## Task to carry out
All the data should be repeated exactly. Any image in it is left out.

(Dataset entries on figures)
________________________

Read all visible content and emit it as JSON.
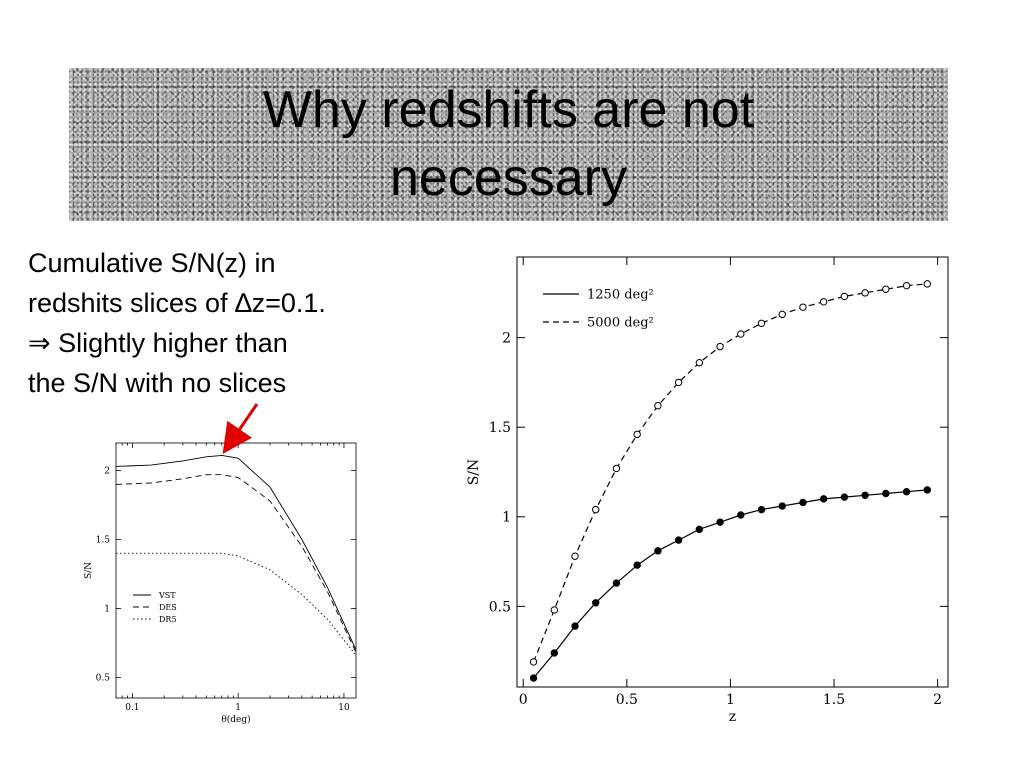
{
  "slide": {
    "title": "Why redshifts are not necessary",
    "text_lines": [
      "Cumulative S/N(z) in",
      "redshits slices of ∆z=0.1.",
      "⇒ Slightly higher than",
      "the S/N with no slices"
    ],
    "arrow_color": "#e00000"
  },
  "chart_data": [
    {
      "type": "line",
      "xlabel": "θ(deg)",
      "ylabel": "S/N",
      "x_scale": "log",
      "xlim": [
        0.07,
        13
      ],
      "ylim": [
        0.35,
        2.2
      ],
      "xticks": [
        0.1,
        1,
        10
      ],
      "xtick_labels": [
        "0.1",
        "1",
        "10"
      ],
      "yticks": [
        0.5,
        1,
        1.5,
        2
      ],
      "ytick_labels": [
        "0.5",
        "1",
        "1.5",
        "2"
      ],
      "legend_position": "center-left",
      "grid": false,
      "series": [
        {
          "name": "VST",
          "style": "solid",
          "x": [
            0.07,
            0.15,
            0.3,
            0.5,
            0.7,
            1,
            2,
            4,
            7,
            13
          ],
          "y": [
            2.03,
            2.04,
            2.07,
            2.1,
            2.11,
            2.09,
            1.88,
            1.5,
            1.15,
            0.7
          ]
        },
        {
          "name": "DES",
          "style": "dashed",
          "x": [
            0.07,
            0.15,
            0.3,
            0.5,
            0.7,
            1,
            2,
            4,
            7,
            13
          ],
          "y": [
            1.9,
            1.91,
            1.94,
            1.97,
            1.97,
            1.95,
            1.78,
            1.45,
            1.12,
            0.68
          ]
        },
        {
          "name": "DR5",
          "style": "dotted",
          "x": [
            0.07,
            0.15,
            0.3,
            0.5,
            0.7,
            1,
            2,
            4,
            7,
            13
          ],
          "y": [
            1.4,
            1.4,
            1.4,
            1.4,
            1.4,
            1.38,
            1.28,
            1.1,
            0.92,
            0.66
          ]
        }
      ]
    },
    {
      "type": "line",
      "xlabel": "z",
      "ylabel": "S/N",
      "xlim": [
        -0.03,
        2.05
      ],
      "ylim": [
        0.05,
        2.45
      ],
      "xticks": [
        0,
        0.5,
        1,
        1.5,
        2
      ],
      "xtick_labels": [
        "0",
        "0.5",
        "1",
        "1.5",
        "2"
      ],
      "yticks": [
        0.5,
        1,
        1.5,
        2
      ],
      "ytick_labels": [
        "0.5",
        "1",
        "1.5",
        "2"
      ],
      "legend_position": "top-left",
      "grid": false,
      "series": [
        {
          "name": "1250 deg²",
          "style": "solid",
          "marker": "filled-circle",
          "x": [
            0.05,
            0.15,
            0.25,
            0.35,
            0.45,
            0.55,
            0.65,
            0.75,
            0.85,
            0.95,
            1.05,
            1.15,
            1.25,
            1.35,
            1.45,
            1.55,
            1.65,
            1.75,
            1.85,
            1.95
          ],
          "y": [
            0.1,
            0.24,
            0.39,
            0.52,
            0.63,
            0.73,
            0.81,
            0.87,
            0.93,
            0.97,
            1.01,
            1.04,
            1.06,
            1.08,
            1.1,
            1.11,
            1.12,
            1.13,
            1.14,
            1.15
          ]
        },
        {
          "name": "5000 deg²",
          "style": "dashed",
          "marker": "open-circle",
          "x": [
            0.05,
            0.15,
            0.25,
            0.35,
            0.45,
            0.55,
            0.65,
            0.75,
            0.85,
            0.95,
            1.05,
            1.15,
            1.25,
            1.35,
            1.45,
            1.55,
            1.65,
            1.75,
            1.85,
            1.95
          ],
          "y": [
            0.19,
            0.48,
            0.78,
            1.04,
            1.27,
            1.46,
            1.62,
            1.75,
            1.86,
            1.95,
            2.02,
            2.08,
            2.13,
            2.17,
            2.2,
            2.23,
            2.25,
            2.27,
            2.29,
            2.3
          ]
        }
      ]
    }
  ]
}
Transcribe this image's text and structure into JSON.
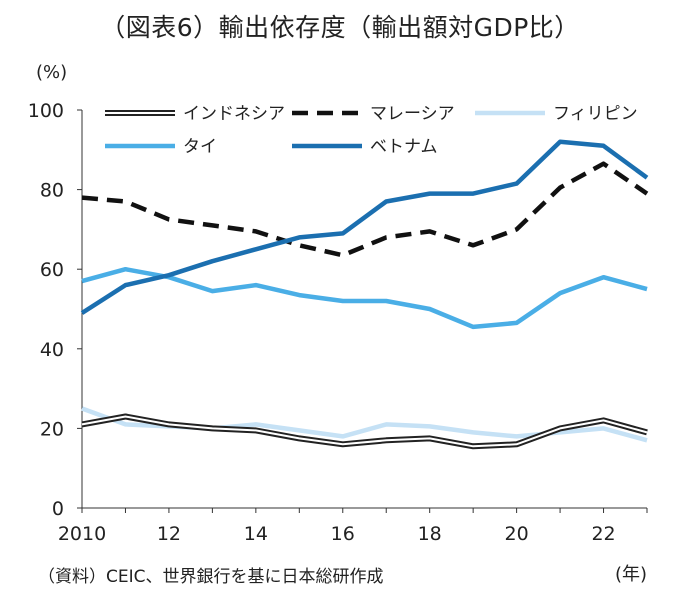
{
  "chart_data": {
    "type": "line",
    "title": "（図表6）輸出依存度（輸出額対GDP比）",
    "ylabel": "(%)",
    "xlabel": "(年)",
    "ylim": [
      0,
      100
    ],
    "xlim": [
      2010,
      2023
    ],
    "yticks": [
      0,
      20,
      40,
      60,
      80,
      100
    ],
    "xtick_values": [
      2010,
      2012,
      2014,
      2016,
      2018,
      2020,
      2022
    ],
    "xtick_labels": [
      "2010",
      "12",
      "14",
      "16",
      "18",
      "20",
      "22"
    ],
    "x": [
      2010,
      2011,
      2012,
      2013,
      2014,
      2015,
      2016,
      2017,
      2018,
      2019,
      2020,
      2021,
      2022,
      2023
    ],
    "grid": false,
    "legend_position": "top",
    "series": [
      {
        "name": "インドネシア",
        "color": "#222222",
        "style": "double",
        "values": [
          21,
          23,
          21,
          20,
          19.5,
          17.5,
          16,
          17,
          17.5,
          15.5,
          16,
          20,
          22,
          19
        ]
      },
      {
        "name": "マレーシア",
        "color": "#111111",
        "style": "dashed",
        "values": [
          78,
          77,
          72.5,
          71,
          69.5,
          66,
          63.5,
          68,
          69.5,
          66,
          70,
          80.5,
          86.5,
          79
        ]
      },
      {
        "name": "フィリピン",
        "color": "#c5e1f5",
        "style": "solid",
        "values": [
          25,
          21,
          20.5,
          20,
          21,
          19.5,
          18,
          21,
          20.5,
          19,
          18,
          19,
          20,
          17
        ]
      },
      {
        "name": "タイ",
        "color": "#4aaee6",
        "style": "solid",
        "values": [
          57,
          60,
          58,
          54.5,
          56,
          53.5,
          52,
          52,
          50,
          45.5,
          46.5,
          54,
          58,
          55
        ]
      },
      {
        "name": "ベトナム",
        "color": "#1b6fb0",
        "style": "solid",
        "values": [
          49,
          56,
          58.5,
          62,
          65,
          68,
          69,
          77,
          79,
          79,
          81.5,
          92,
          91,
          83
        ]
      }
    ],
    "source": "（資料）CEIC、世界銀行を基に日本総研作成"
  }
}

________________________

## Response to this task
Read all visible content and emit it as JSON.
{
  "slide": {
    "title": "Why redshifts are not necessary",
    "text_lines": [
      "Cumulative S/N(z) in",
      "redshits slices of ∆z=0.1.",
      "⇒ Slightly higher than",
      "the S/N with no slices"
    ],
    "arrow_color": "#e00000"
  },
  "chart_data": [
    {
      "type": "line",
      "xlabel": "θ(deg)",
      "ylabel": "S/N",
      "x_scale": "log",
      "xlim": [
        0.07,
        13
      ],
      "ylim": [
        0.35,
        2.2
      ],
      "xticks": [
        0.1,
        1,
        10
      ],
      "xtick_labels": [
        "0.1",
        "1",
        "10"
      ],
      "yticks": [
        0.5,
        1,
        1.5,
        2
      ],
      "ytick_labels": [
        "0.5",
        "1",
        "1.5",
        "2"
      ],
      "legend_position": "center-left",
      "grid": false,
      "series": [
        {
          "name": "VST",
          "style": "solid",
          "x": [
            0.07,
            0.15,
            0.3,
            0.5,
            0.7,
            1,
            2,
            4,
            7,
            13
          ],
          "y": [
            2.03,
            2.04,
            2.07,
            2.1,
            2.11,
            2.09,
            1.88,
            1.5,
            1.15,
            0.7
          ]
        },
        {
          "name": "DES",
          "style": "dashed",
          "x": [
            0.07,
            0.15,
            0.3,
            0.5,
            0.7,
            1,
            2,
            4,
            7,
            13
          ],
          "y": [
            1.9,
            1.91,
            1.94,
            1.97,
            1.97,
            1.95,
            1.78,
            1.45,
            1.12,
            0.68
          ]
        },
        {
          "name": "DR5",
          "style": "dotted",
          "x": [
            0.07,
            0.15,
            0.3,
            0.5,
            0.7,
            1,
            2,
            4,
            7,
            13
          ],
          "y": [
            1.4,
            1.4,
            1.4,
            1.4,
            1.4,
            1.38,
            1.28,
            1.1,
            0.92,
            0.66
          ]
        }
      ]
    },
    {
      "type": "line",
      "xlabel": "z",
      "ylabel": "S/N",
      "xlim": [
        -0.03,
        2.05
      ],
      "ylim": [
        0.05,
        2.45
      ],
      "xticks": [
        0,
        0.5,
        1,
        1.5,
        2
      ],
      "xtick_labels": [
        "0",
        "0.5",
        "1",
        "1.5",
        "2"
      ],
      "yticks": [
        0.5,
        1,
        1.5,
        2
      ],
      "ytick_labels": [
        "0.5",
        "1",
        "1.5",
        "2"
      ],
      "legend_position": "top-left",
      "grid": false,
      "series": [
        {
          "name": "1250 deg²",
          "style": "solid",
          "marker": "filled-circle",
          "x": [
            0.05,
            0.15,
            0.25,
            0.35,
            0.45,
            0.55,
            0.65,
            0.75,
            0.85,
            0.95,
            1.05,
            1.15,
            1.25,
            1.35,
            1.45,
            1.55,
            1.65,
            1.75,
            1.85,
            1.95
          ],
          "y": [
            0.1,
            0.24,
            0.39,
            0.52,
            0.63,
            0.73,
            0.81,
            0.87,
            0.93,
            0.97,
            1.01,
            1.04,
            1.06,
            1.08,
            1.1,
            1.11,
            1.12,
            1.13,
            1.14,
            1.15
          ]
        },
        {
          "name": "5000 deg²",
          "style": "dashed",
          "marker": "open-circle",
          "x": [
            0.05,
            0.15,
            0.25,
            0.35,
            0.45,
            0.55,
            0.65,
            0.75,
            0.85,
            0.95,
            1.05,
            1.15,
            1.25,
            1.35,
            1.45,
            1.55,
            1.65,
            1.75,
            1.85,
            1.95
          ],
          "y": [
            0.19,
            0.48,
            0.78,
            1.04,
            1.27,
            1.46,
            1.62,
            1.75,
            1.86,
            1.95,
            2.02,
            2.08,
            2.13,
            2.17,
            2.2,
            2.23,
            2.25,
            2.27,
            2.29,
            2.3
          ]
        }
      ]
    }
  ]
}
Transcribe this image's text and structure into JSON.
{
  "chart_data": {
    "type": "line",
    "title": "（図表6）輸出依存度（輸出額対GDP比）",
    "ylabel": "(%)",
    "xlabel": "(年)",
    "ylim": [
      0,
      100
    ],
    "xlim": [
      2010,
      2023
    ],
    "yticks": [
      0,
      20,
      40,
      60,
      80,
      100
    ],
    "xtick_values": [
      2010,
      2012,
      2014,
      2016,
      2018,
      2020,
      2022
    ],
    "xtick_labels": [
      "2010",
      "12",
      "14",
      "16",
      "18",
      "20",
      "22"
    ],
    "x": [
      2010,
      2011,
      2012,
      2013,
      2014,
      2015,
      2016,
      2017,
      2018,
      2019,
      2020,
      2021,
      2022,
      2023
    ],
    "grid": false,
    "legend_position": "top",
    "series": [
      {
        "name": "インドネシア",
        "color": "#222222",
        "style": "double",
        "values": [
          21,
          23,
          21,
          20,
          19.5,
          17.5,
          16,
          17,
          17.5,
          15.5,
          16,
          20,
          22,
          19
        ]
      },
      {
        "name": "マレーシア",
        "color": "#111111",
        "style": "dashed",
        "values": [
          78,
          77,
          72.5,
          71,
          69.5,
          66,
          63.5,
          68,
          69.5,
          66,
          70,
          80.5,
          86.5,
          79
        ]
      },
      {
        "name": "フィリピン",
        "color": "#c5e1f5",
        "style": "solid",
        "values": [
          25,
          21,
          20.5,
          20,
          21,
          19.5,
          18,
          21,
          20.5,
          19,
          18,
          19,
          20,
          17
        ]
      },
      {
        "name": "タイ",
        "color": "#4aaee6",
        "style": "solid",
        "values": [
          57,
          60,
          58,
          54.5,
          56,
          53.5,
          52,
          52,
          50,
          45.5,
          46.5,
          54,
          58,
          55
        ]
      },
      {
        "name": "ベトナム",
        "color": "#1b6fb0",
        "style": "solid",
        "values": [
          49,
          56,
          58.5,
          62,
          65,
          68,
          69,
          77,
          79,
          79,
          81.5,
          92,
          91,
          83
        ]
      }
    ],
    "source": "（資料）CEIC、世界銀行を基に日本総研作成"
  }
}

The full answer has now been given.